● Instructions for the task:
Your task is to print the material below exactly as presented.

[Figure dataset records]
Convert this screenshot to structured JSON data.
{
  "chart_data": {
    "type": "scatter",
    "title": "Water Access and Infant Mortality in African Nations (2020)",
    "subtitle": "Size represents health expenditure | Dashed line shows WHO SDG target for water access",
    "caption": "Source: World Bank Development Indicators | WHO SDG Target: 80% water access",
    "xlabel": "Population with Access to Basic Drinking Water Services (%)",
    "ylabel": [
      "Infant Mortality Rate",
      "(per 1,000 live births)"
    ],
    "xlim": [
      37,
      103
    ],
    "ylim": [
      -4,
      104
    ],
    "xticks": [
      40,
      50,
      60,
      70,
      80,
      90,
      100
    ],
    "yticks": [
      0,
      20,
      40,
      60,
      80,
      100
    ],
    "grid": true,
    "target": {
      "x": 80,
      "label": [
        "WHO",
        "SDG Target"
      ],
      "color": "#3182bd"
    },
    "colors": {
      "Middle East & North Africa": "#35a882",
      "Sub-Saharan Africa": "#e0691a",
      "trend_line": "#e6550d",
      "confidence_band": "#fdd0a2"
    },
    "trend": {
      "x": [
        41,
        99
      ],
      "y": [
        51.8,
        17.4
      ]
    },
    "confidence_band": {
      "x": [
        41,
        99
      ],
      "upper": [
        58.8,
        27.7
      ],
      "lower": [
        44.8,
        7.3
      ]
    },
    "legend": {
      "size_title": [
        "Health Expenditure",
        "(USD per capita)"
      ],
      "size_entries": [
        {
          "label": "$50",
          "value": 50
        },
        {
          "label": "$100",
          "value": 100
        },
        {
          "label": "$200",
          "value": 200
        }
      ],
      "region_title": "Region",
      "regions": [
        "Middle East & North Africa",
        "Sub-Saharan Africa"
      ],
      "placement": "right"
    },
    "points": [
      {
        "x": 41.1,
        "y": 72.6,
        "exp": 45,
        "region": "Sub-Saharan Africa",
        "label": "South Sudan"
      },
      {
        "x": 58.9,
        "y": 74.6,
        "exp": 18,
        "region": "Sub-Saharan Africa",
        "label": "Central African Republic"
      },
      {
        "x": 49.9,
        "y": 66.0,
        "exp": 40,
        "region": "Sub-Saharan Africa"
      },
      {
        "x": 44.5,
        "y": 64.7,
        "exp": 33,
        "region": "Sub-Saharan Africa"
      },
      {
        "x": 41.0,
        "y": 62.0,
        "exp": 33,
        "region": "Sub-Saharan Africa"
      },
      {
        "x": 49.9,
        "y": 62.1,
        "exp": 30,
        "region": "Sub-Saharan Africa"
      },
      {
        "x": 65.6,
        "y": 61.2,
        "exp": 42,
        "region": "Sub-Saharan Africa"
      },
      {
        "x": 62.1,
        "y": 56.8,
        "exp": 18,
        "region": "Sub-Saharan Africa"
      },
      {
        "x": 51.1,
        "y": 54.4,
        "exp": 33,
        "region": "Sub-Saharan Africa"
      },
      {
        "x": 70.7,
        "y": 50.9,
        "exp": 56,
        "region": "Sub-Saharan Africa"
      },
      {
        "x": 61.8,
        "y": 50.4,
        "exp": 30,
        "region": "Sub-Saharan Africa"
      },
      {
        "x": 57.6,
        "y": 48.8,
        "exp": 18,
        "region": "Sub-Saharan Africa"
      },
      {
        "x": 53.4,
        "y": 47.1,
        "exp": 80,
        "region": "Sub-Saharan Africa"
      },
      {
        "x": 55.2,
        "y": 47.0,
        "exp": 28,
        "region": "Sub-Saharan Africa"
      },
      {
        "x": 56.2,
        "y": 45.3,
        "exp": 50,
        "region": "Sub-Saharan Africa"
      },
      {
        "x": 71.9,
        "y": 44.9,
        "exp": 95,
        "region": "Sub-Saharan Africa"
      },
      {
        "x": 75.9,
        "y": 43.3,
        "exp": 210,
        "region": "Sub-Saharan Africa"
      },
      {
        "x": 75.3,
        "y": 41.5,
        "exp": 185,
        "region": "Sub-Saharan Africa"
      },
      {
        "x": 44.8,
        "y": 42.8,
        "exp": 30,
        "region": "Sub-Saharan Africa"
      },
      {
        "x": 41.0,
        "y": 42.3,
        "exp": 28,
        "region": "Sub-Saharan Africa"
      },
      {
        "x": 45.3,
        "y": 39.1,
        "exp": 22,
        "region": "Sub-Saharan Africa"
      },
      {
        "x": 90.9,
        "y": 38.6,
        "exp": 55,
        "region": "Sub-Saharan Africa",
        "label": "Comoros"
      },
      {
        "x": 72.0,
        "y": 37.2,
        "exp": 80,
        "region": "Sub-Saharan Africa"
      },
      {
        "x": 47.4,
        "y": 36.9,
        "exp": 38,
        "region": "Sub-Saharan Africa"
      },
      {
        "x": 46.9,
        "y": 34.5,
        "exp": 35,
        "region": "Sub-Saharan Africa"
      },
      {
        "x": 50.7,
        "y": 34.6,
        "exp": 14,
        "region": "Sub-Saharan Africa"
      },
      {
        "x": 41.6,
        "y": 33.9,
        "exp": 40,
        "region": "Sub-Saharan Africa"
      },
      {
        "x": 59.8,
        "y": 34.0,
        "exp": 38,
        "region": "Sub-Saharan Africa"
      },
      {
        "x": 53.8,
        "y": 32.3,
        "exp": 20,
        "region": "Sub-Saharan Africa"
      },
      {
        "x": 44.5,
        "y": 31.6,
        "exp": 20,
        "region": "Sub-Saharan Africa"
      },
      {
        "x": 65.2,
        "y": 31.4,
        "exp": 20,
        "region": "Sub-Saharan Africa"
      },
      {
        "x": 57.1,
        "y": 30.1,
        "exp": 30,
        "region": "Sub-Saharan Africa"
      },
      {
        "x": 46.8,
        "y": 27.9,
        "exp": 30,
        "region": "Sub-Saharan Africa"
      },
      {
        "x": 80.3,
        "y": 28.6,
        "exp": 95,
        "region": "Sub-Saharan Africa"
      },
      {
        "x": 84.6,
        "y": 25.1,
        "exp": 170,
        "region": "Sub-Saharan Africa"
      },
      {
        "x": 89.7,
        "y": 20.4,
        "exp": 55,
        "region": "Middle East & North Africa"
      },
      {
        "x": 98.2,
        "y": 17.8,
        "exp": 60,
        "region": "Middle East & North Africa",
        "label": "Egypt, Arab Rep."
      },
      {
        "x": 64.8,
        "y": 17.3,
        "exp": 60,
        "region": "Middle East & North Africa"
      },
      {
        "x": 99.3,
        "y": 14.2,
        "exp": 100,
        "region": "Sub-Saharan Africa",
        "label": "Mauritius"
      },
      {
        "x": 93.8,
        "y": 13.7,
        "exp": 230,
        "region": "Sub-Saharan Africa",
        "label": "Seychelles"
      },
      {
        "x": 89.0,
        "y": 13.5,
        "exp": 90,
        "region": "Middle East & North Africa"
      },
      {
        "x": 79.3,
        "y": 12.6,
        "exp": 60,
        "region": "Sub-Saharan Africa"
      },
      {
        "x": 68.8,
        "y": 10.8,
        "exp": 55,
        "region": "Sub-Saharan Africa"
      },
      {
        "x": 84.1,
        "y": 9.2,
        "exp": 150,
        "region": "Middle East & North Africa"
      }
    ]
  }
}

● Written response:
Convert this screenshot to structured JSON data.
{
  "chart_data": {
    "type": "scatter",
    "title": "Water Access and Infant Mortality in African Nations (2020)",
    "subtitle": "Size represents health expenditure | Dashed line shows WHO SDG target for water access",
    "caption": "Source: World Bank Development Indicators | WHO SDG Target: 80% water access",
    "xlabel": "Population with Access to Basic Drinking Water Services (%)",
    "ylabel": [
      "Infant Mortality Rate",
      "(per 1,000 live births)"
    ],
    "xlim": [
      37,
      103
    ],
    "ylim": [
      -4,
      104
    ],
    "xticks": [
      40,
      50,
      60,
      70,
      80,
      90,
      100
    ],
    "yticks": [
      0,
      20,
      40,
      60,
      80,
      100
    ],
    "grid": true,
    "target": {
      "x": 80,
      "label": [
        "WHO",
        "SDG Target"
      ],
      "color": "#3182bd"
    },
    "colors": {
      "Middle East & North Africa": "#35a882",
      "Sub-Saharan Africa": "#e0691a",
      "trend_line": "#e6550d",
      "confidence_band": "#fdd0a2"
    },
    "trend": {
      "x": [
        41,
        99
      ],
      "y": [
        51.8,
        17.4
      ]
    },
    "confidence_band": {
      "x": [
        41,
        99
      ],
      "upper": [
        58.8,
        27.7
      ],
      "lower": [
        44.8,
        7.3
      ]
    },
    "legend": {
      "size_title": [
        "Health Expenditure",
        "(USD per capita)"
      ],
      "size_entries": [
        {
          "label": "$50",
          "value": 50
        },
        {
          "label": "$100",
          "value": 100
        },
        {
          "label": "$200",
          "value": 200
        }
      ],
      "region_title": "Region",
      "regions": [
        "Middle East & North Africa",
        "Sub-Saharan Africa"
      ],
      "placement": "right"
    },
    "points": [
      {
        "x": 41.1,
        "y": 72.6,
        "exp": 45,
        "region": "Sub-Saharan Africa",
        "label": "South Sudan"
      },
      {
        "x": 58.9,
        "y": 74.6,
        "exp": 18,
        "region": "Sub-Saharan Africa",
        "label": "Central African Republic"
      },
      {
        "x": 49.9,
        "y": 66.0,
        "exp": 40,
        "region": "Sub-Saharan Africa"
      },
      {
        "x": 44.5,
        "y": 64.7,
        "exp": 33,
        "region": "Sub-Saharan Africa"
      },
      {
        "x": 41.0,
        "y": 62.0,
        "exp": 33,
        "region": "Sub-Saharan Africa"
      },
      {
        "x": 49.9,
        "y": 62.1,
        "exp": 30,
        "region": "Sub-Saharan Africa"
      },
      {
        "x": 65.6,
        "y": 61.2,
        "exp": 42,
        "region": "Sub-Saharan Africa"
      },
      {
        "x": 62.1,
        "y": 56.8,
        "exp": 18,
        "region": "Sub-Saharan Africa"
      },
      {
        "x": 51.1,
        "y": 54.4,
        "exp": 33,
        "region": "Sub-Saharan Africa"
      },
      {
        "x": 70.7,
        "y": 50.9,
        "exp": 56,
        "region": "Sub-Saharan Africa"
      },
      {
        "x": 61.8,
        "y": 50.4,
        "exp": 30,
        "region": "Sub-Saharan Africa"
      },
      {
        "x": 57.6,
        "y": 48.8,
        "exp": 18,
        "region": "Sub-Saharan Africa"
      },
      {
        "x": 53.4,
        "y": 47.1,
        "exp": 80,
        "region": "Sub-Saharan Africa"
      },
      {
        "x": 55.2,
        "y": 47.0,
        "exp": 28,
        "region": "Sub-Saharan Africa"
      },
      {
        "x": 56.2,
        "y": 45.3,
        "exp": 50,
        "region": "Sub-Saharan Africa"
      },
      {
        "x": 71.9,
        "y": 44.9,
        "exp": 95,
        "region": "Sub-Saharan Africa"
      },
      {
        "x": 75.9,
        "y": 43.3,
        "exp": 210,
        "region": "Sub-Saharan Africa"
      },
      {
        "x": 75.3,
        "y": 41.5,
        "exp": 185,
        "region": "Sub-Saharan Africa"
      },
      {
        "x": 44.8,
        "y": 42.8,
        "exp": 30,
        "region": "Sub-Saharan Africa"
      },
      {
        "x": 41.0,
        "y": 42.3,
        "exp": 28,
        "region": "Sub-Saharan Africa"
      },
      {
        "x": 45.3,
        "y": 39.1,
        "exp": 22,
        "region": "Sub-Saharan Africa"
      },
      {
        "x": 90.9,
        "y": 38.6,
        "exp": 55,
        "region": "Sub-Saharan Africa",
        "label": "Comoros"
      },
      {
        "x": 72.0,
        "y": 37.2,
        "exp": 80,
        "region": "Sub-Saharan Africa"
      },
      {
        "x": 47.4,
        "y": 36.9,
        "exp": 38,
        "region": "Sub-Saharan Africa"
      },
      {
        "x": 46.9,
        "y": 34.5,
        "exp": 35,
        "region": "Sub-Saharan Africa"
      },
      {
        "x": 50.7,
        "y": 34.6,
        "exp": 14,
        "region": "Sub-Saharan Africa"
      },
      {
        "x": 41.6,
        "y": 33.9,
        "exp": 40,
        "region": "Sub-Saharan Africa"
      },
      {
        "x": 59.8,
        "y": 34.0,
        "exp": 38,
        "region": "Sub-Saharan Africa"
      },
      {
        "x": 53.8,
        "y": 32.3,
        "exp": 20,
        "region": "Sub-Saharan Africa"
      },
      {
        "x": 44.5,
        "y": 31.6,
        "exp": 20,
        "region": "Sub-Saharan Africa"
      },
      {
        "x": 65.2,
        "y": 31.4,
        "exp": 20,
        "region": "Sub-Saharan Africa"
      },
      {
        "x": 57.1,
        "y": 30.1,
        "exp": 30,
        "region": "Sub-Saharan Africa"
      },
      {
        "x": 46.8,
        "y": 27.9,
        "exp": 30,
        "region": "Sub-Saharan Africa"
      },
      {
        "x": 80.3,
        "y": 28.6,
        "exp": 95,
        "region": "Sub-Saharan Africa"
      },
      {
        "x": 84.6,
        "y": 25.1,
        "exp": 170,
        "region": "Sub-Saharan Africa"
      },
      {
        "x": 89.7,
        "y": 20.4,
        "exp": 55,
        "region": "Middle East & North Africa"
      },
      {
        "x": 98.2,
        "y": 17.8,
        "exp": 60,
        "region": "Middle East & North Africa",
        "label": "Egypt, Arab Rep."
      },
      {
        "x": 64.8,
        "y": 17.3,
        "exp": 60,
        "region": "Middle East & North Africa"
      },
      {
        "x": 99.3,
        "y": 14.2,
        "exp": 100,
        "region": "Sub-Saharan Africa",
        "label": "Mauritius"
      },
      {
        "x": 93.8,
        "y": 13.7,
        "exp": 230,
        "region": "Sub-Saharan Africa",
        "label": "Seychelles"
      },
      {
        "x": 89.0,
        "y": 13.5,
        "exp": 90,
        "region": "Middle East & North Africa"
      },
      {
        "x": 79.3,
        "y": 12.6,
        "exp": 60,
        "region": "Sub-Saharan Africa"
      },
      {
        "x": 68.8,
        "y": 10.8,
        "exp": 55,
        "region": "Sub-Saharan Africa"
      },
      {
        "x": 84.1,
        "y": 9.2,
        "exp": 150,
        "region": "Middle East & North Africa"
      }
    ]
  }
}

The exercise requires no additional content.